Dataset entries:
----
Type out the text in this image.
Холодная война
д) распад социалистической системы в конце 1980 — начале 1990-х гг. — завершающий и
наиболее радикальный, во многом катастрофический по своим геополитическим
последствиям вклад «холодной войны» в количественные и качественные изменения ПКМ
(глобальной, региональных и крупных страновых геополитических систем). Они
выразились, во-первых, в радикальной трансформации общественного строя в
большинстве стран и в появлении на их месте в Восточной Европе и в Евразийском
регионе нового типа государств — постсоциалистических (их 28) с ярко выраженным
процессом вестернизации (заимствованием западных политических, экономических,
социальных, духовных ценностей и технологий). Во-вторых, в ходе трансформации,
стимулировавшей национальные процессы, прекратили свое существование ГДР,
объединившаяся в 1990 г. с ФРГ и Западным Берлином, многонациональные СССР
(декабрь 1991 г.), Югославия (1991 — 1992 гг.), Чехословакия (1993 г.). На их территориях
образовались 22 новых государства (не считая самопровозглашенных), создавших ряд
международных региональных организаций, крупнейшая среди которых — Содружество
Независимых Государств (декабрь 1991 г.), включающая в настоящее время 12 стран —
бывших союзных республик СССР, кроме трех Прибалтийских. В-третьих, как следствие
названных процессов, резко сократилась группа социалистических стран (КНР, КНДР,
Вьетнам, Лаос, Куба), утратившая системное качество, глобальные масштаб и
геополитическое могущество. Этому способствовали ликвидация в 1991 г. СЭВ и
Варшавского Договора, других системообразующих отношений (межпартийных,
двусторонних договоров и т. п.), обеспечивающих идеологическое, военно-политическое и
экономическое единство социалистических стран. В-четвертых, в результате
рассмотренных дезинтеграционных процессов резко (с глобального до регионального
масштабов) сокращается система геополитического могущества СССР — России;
----
* What to do
Pull every line containing the word "СССР" out of the material.

* Final result
объединившаяся в 1990 г. с ФРГ и Западным Берлином, многонациональные СССР
бывших союзных республик СССР, кроме трех Прибалтийских. В-третьих, как следствие
масштабов) сокращается система геополитического могущества СССР — России;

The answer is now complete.